*Aim*. Check each line for the string "resistant". Give only the count of lines that have it.

━━━ Data to process

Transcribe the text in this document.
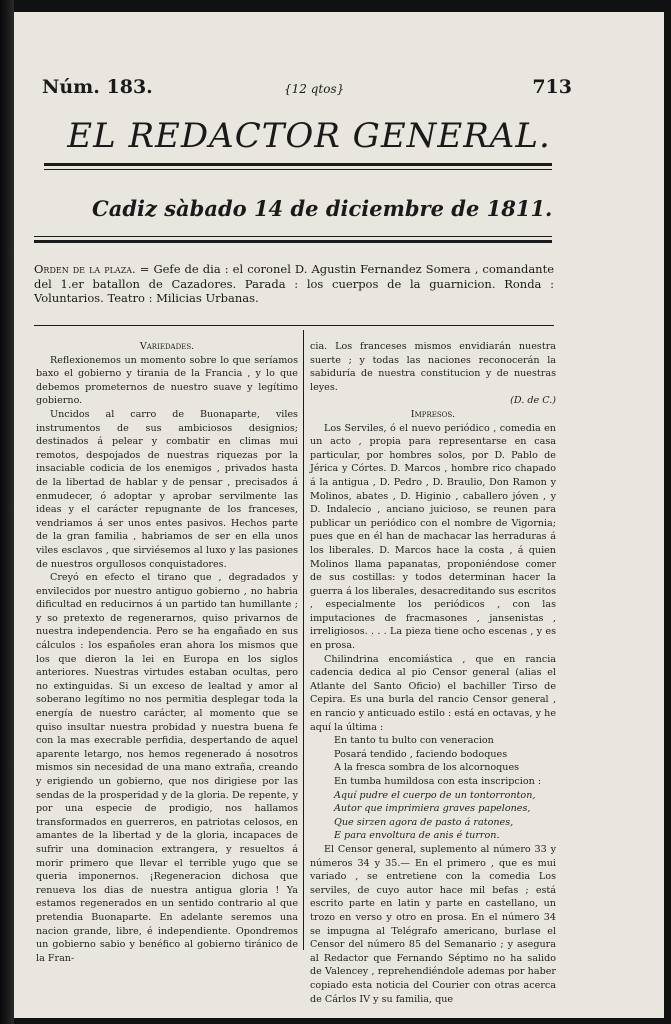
Núm. 183.	{12 qtos}	713
EL REDACTOR GENERAL.
Cadiz sàbado 14 de diciembre de 1811.
Orden de la plaza. = Gefe de dia : el coronel D. Agustin Fernandez Somera , comandante del 1.er batallon de Cazadores. Parada : los cuerpos de la guarnicion. Ronda : Voluntarios. Teatro : Milicias Urbanas.

Variedades.

Reflexionemos un momento sobre lo que seríamos baxo el gobierno y tirania de la Francia , y lo que debemos prometernos de nuestro suave y legítimo gobierno.

Uncidos al carro de Buonaparte, viles instrumentos de sus ambiciosos designios; destinados á pelear y combatir en climas mui remotos, despojados de nuestras riquezas por la insaciable codicia de los enemigos , privados hasta de la libertad de hablar y de pensar , precisados á enmudecer, ó adoptar y aprobar servilmente las ideas y el carácter repugnante de los franceses, vendriamos á ser unos entes pasivos. Hechos parte de la gran familia , habriamos de ser en ella unos viles esclavos , que sirviésemos al luxo y las pasiones de nuestros orgullosos conquistadores.

Creyó en efecto el tirano que , degradados y envilecidos por nuestro antiguo gobierno , no habria dificultad en reducirnos á un partido tan humillante ; y so pretexto de regenerarnos, quiso privarnos de nuestra independencia. Pero se ha engañado en sus cálculos : los españoles eran ahora los mismos que los que dieron la lei en Europa en los siglos anteriores. Nuestras virtudes estaban ocultas, pero no extinguidas. Si un exceso de lealtad y amor al soberano legítimo no nos permitia desplegar toda la energía de nuestro carácter, al momento que se quiso insultar nuestra probidad y nuestra buena fe con la mas execrable perfidia, despertando de aquel aparente letargo, nos hemos regenerado á nosotros mismos sin necesidad de una mano extraña, creando y erigiendo un gobierno, que nos dirigiese por las sendas de la prosperidad y de la gloria. De repente, y por una especie de prodigio, nos hallamos transformados en guerreros, en patriotas celosos, en amantes de la libertad y de la gloria, incapaces de sufrir una dominacion extrangera, y resueltos á morir primero que llevar el terrible yugo que se queria imponernos. ¡Regeneracion dichosa que renueva los dias de nuestra antigua gloria ! Ya estamos regenerados en un sentido contrario al que pretendia Buonaparte. En adelante seremos una nacion grande, libre, é independiente. Opondremos un gobierno sabio y benéfico al gobierno tiránico de la Fran-

cia. Los franceses mismos envidiarán nuestra suerte ; y todas las naciones reconocerán la sabiduría de nuestra constitucion y de nuestras leyes.

(D. de C.)

Impresos.

Los Serviles, ó el nuevo periódico , comedia en un acto , propia para representarse en casa particular, por hombres solos, por D. Pablo de Jérica y Córtes. D. Marcos , hombre rico chapado á la antigua , D. Pedro , D. Braulio, Don Ramon y Molinos, abates , D. Higinio , caballero jóven , y D. Indalecio , anciano juicioso, se reunen para publicar un periódico con el nombre de Vigornia; pues que en él han de machacar las herraduras á los liberales. D. Marcos hace la costa , á quien Molinos llama papanatas, proponiéndose comer de sus costillas: y todos determinan hacer la guerra á los liberales, desacreditando sus escritos , especialmente los periódicos , con las imputaciones de fracmasones , jansenistas , irreligiosos. . . . La pieza tiene ocho escenas , y es en prosa.

Chilindrina encomiástica , que en rancia cadencia dedica al pio Censor general (alias el Atlante del Santo Oficio) el bachiller Tirso de Cepira. Es una burla del rancio Censor general , en rancio y anticuado estilo : está en octavas, y he aquí la última :

En tanto tu bulto con veneracion

Posará tendido , faciendo bodoques

A la fresca sombra de los alcornoques

En tumba humildosa con esta inscripcion :

Aquí pudre el cuerpo de un tontorronton,

Autor que imprimiera graves papelones,

Que sirzen agora de pasto á ratones,

E para envoltura de anis é turron.

El Censor general, suplemento al número 33 y números 34 y 35.— En el primero , que es mui variado , se entretiene con la comedia Los serviles, de cuyo autor hace mil befas ; está escrito parte en latin y parte en castellano, un trozo en verso y otro en prosa. En el número 34 se impugna al Telégrafo americano, burlase el Censor del número 85 del Semanario ; y asegura al Redactor que Fernando Séptimo no ha salido de Valencey , reprehendiéndole ademas por haber copiado esta noticia del Courier con otras acerca de Cárlos IV y su familia, que
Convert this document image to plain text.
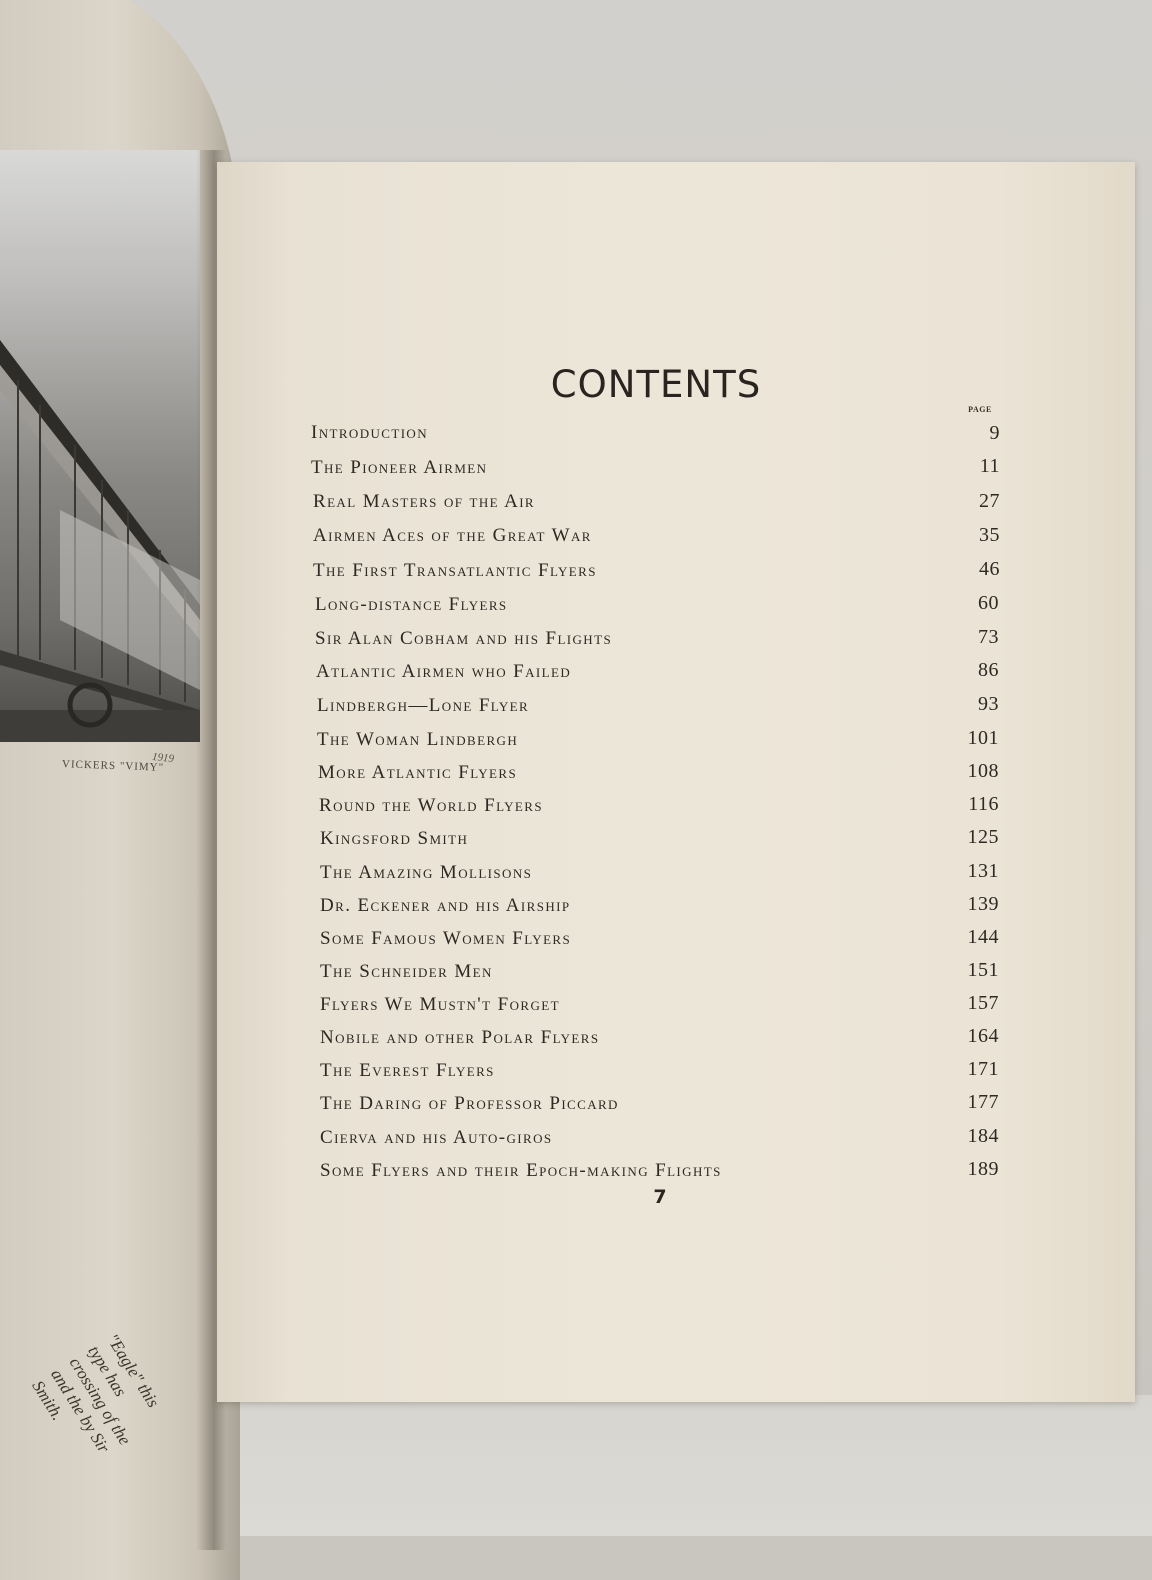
VICKERS "VIMY"
1919
"Eagle" this type has crossing of the and the by Sir Smith.
CONTENTS
PAGE
Introduction	9
The Pioneer Airmen	11
Real Masters of the Air	27
Airmen Aces of the Great War	35
The First Transatlantic Flyers	46
Long-distance Flyers	60
Sir Alan Cobham and his Flights	73
Atlantic Airmen who Failed	86
Lindbergh—Lone Flyer	93
The Woman Lindbergh	101
More Atlantic Flyers	108
Round the World Flyers	116
Kingsford Smith	125
The Amazing Mollisons	131
Dr. Eckener and his Airship	139
Some Famous Women Flyers	144
The Schneider Men	151
Flyers We Mustn't Forget	157
Nobile and other Polar Flyers	164
The Everest Flyers	171
The Daring of Professor Piccard	177
Cierva and his Auto-giros	184
Some Flyers and their Epoch-making Flights	189
7
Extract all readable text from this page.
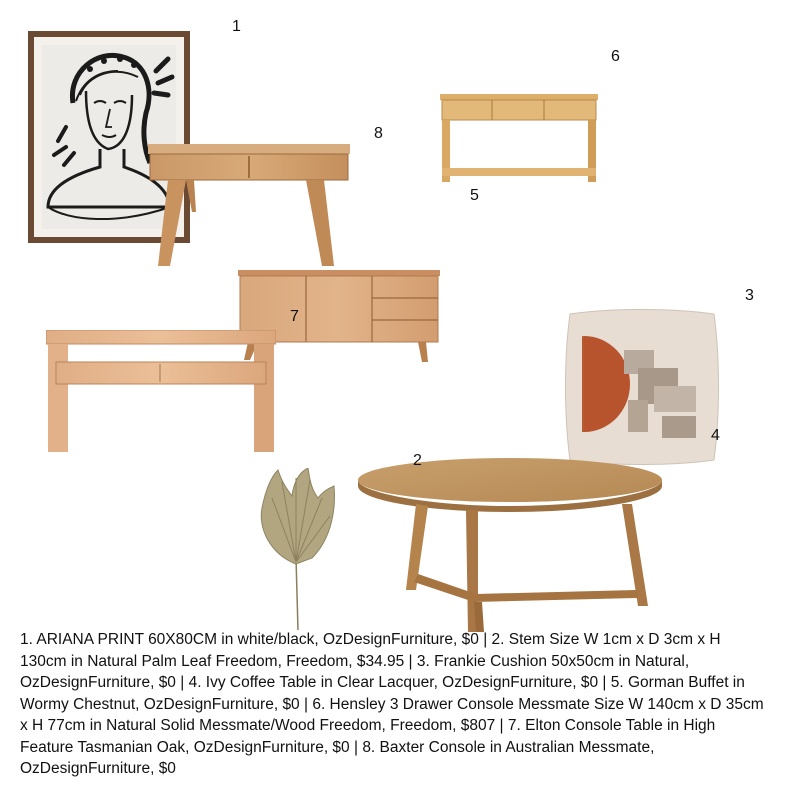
1
8
6
5
7
3
4
2
1. ARIANA PRINT 60X80CM in white/black, OzDesignFurniture, $0 | 2. Stem Size W 1cm x D 3cm x H 130cm in Natural Palm Leaf Freedom, Freedom, $34.95 | 3. Frankie Cushion 50x50cm in Natural, OzDesignFurniture, $0 | 4. Ivy Coffee Table in Clear Lacquer, OzDesignFurniture, $0 | 5. Gorman Buffet in Wormy Chestnut, OzDesignFurniture, $0 | 6. Hensley 3 Drawer Console Messmate Size W 140cm x D 35cm x H 77cm in Natural Solid Messmate/Wood Freedom, Freedom, $807 | 7. Elton Console Table in High Feature Tasmanian Oak, OzDesignFurniture, $0 | 8. Baxter Console in Australian Messmate, OzDesignFurniture, $0
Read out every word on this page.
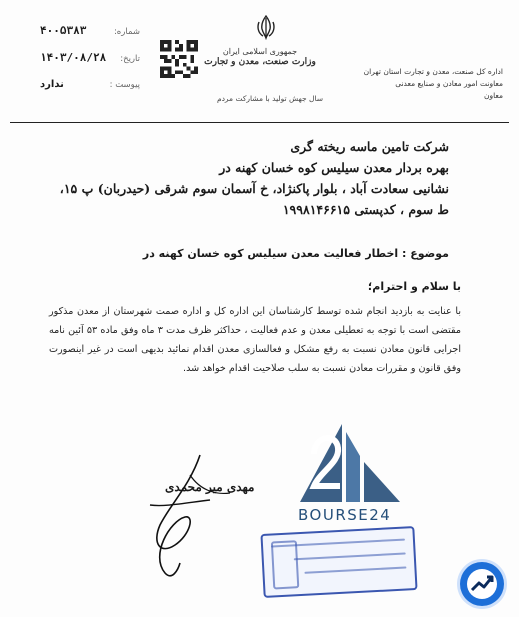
شماره:
۴۰۰۵۳۸۳
تاریخ:
۱۴۰۳/۰۸/۲۸
پیوست :
ندارد
جمهوری اسلامی ایران
وزارت صنعت، معدن و تجارت
سال جهش تولید با مشارکت مردم
اداره کل صنعت، معدن و تجارت استان تهران
معاونت امور معادن و صنایع معدنی
معاون
شرکت تامین ماسه ریخته گری
بهره بردار معدن سیلیس کوه خسان کهنه در
نشانیی سعادت آباد ، بلوار پاکنژاد، خ آسمان سوم شرقی (حیدربان) پ ۱۵،
ط سوم ، کدپستی ۱۹۹۸۱۴۶۶۱۵
موضوع : اخطار فعالیت معدن سیلیس کوه خسان کهنه در
با سلام و احترام؛
با عنایت به بازدید انجام شده توسط کارشناسان این اداره کل و اداره صمت شهرستان از معدن مذکور مقتضی است با توجه به تعطیلی معدن و عدم فعالیت ، حداکثر ظرف مدت ۳ ماه وفق ماده ۵۳ آئین نامه اجرایی قانون معادن نسبت به رفع مشکل و فعالسازی معدن اقدام نمائید بدیهی است در غیر اینصورت وفق قانون و مقررات معادن نسبت به سلب صلاحیت اقدام خواهد شد.
مهدی میر محمدی
BOURSE24
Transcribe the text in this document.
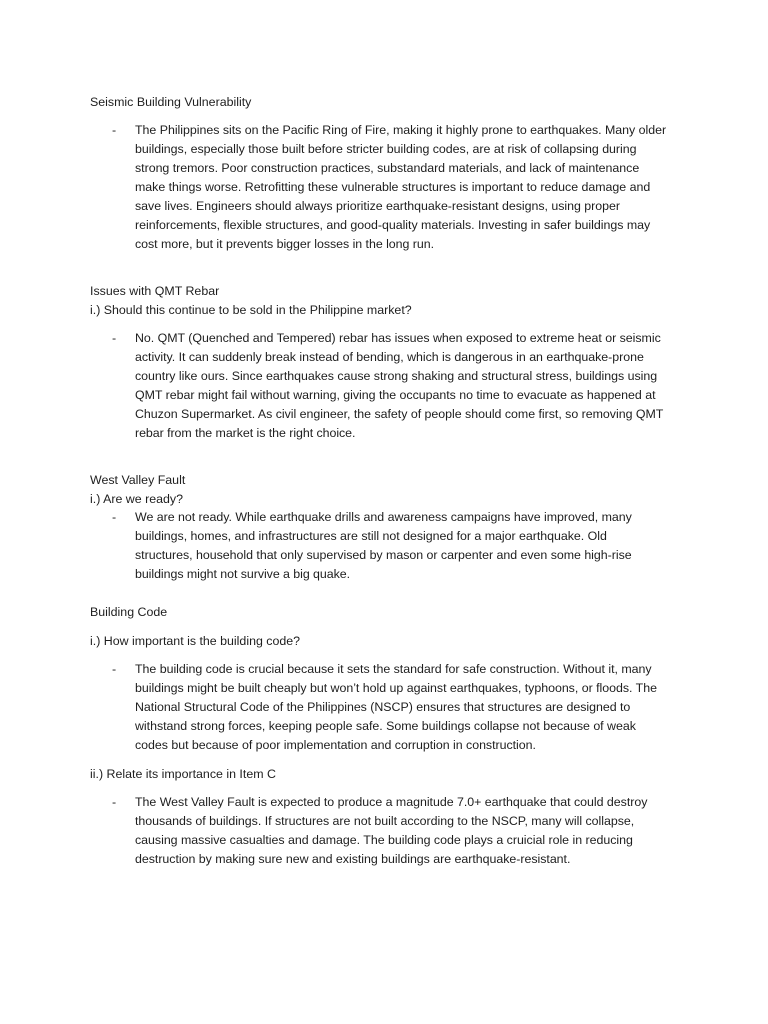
Seismic Building Vulnerability
- The Philippines sits on the Pacific Ring of Fire, making it highly prone to earthquakes. Many older
buildings, especially those built before stricter building codes, are at risk of collapsing during
strong tremors. Poor construction practices, substandard materials, and lack of maintenance
make things worse. Retrofitting these vulnerable structures is important to reduce damage and
save lives. Engineers should always prioritize earthquake-resistant designs, using proper
reinforcements, flexible structures, and good-quality materials. Investing in safer buildings may
cost more, but it prevents bigger losses in the long run.
Issues with QMT Rebar
i.) Should this continue to be sold in the Philippine market?
- No. QMT (Quenched and Tempered) rebar has issues when exposed to extreme heat or seismic
activity. It can suddenly break instead of bending, which is dangerous in an earthquake-prone
country like ours. Since earthquakes cause strong shaking and structural stress, buildings using
QMT rebar might fail without warning, giving the occupants no time to evacuate as happened at
Chuzon Supermarket. As civil engineer, the safety of people should come first, so removing QMT
rebar from the market is the right choice.
West Valley Fault
i.) Are we ready?
- We are not ready. While earthquake drills and awareness campaigns have improved, many
buildings, homes, and infrastructures are still not designed for a major earthquake. Old
structures, household that only supervised by mason or carpenter and even some high-rise
buildings might not survive a big quake.
Building Code
i.) How important is the building code?
- The building code is crucial because it sets the standard for safe construction. Without it, many
buildings might be built cheaply but won’t hold up against earthquakes, typhoons, or floods. The
National Structural Code of the Philippines (NSCP) ensures that structures are designed to
withstand strong forces, keeping people safe. Some buildings collapse not because of weak
codes but because of poor implementation and corruption in construction.
ii.) Relate its importance in Item C
- The West Valley Fault is expected to produce a magnitude 7.0+ earthquake that could destroy
thousands of buildings. If structures are not built according to the NSCP, many will collapse,
causing massive casualties and damage. The building code plays a cruicial role in reducing
destruction by making sure new and existing buildings are earthquake-resistant.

━━━━━━

*Exercise answer*. 2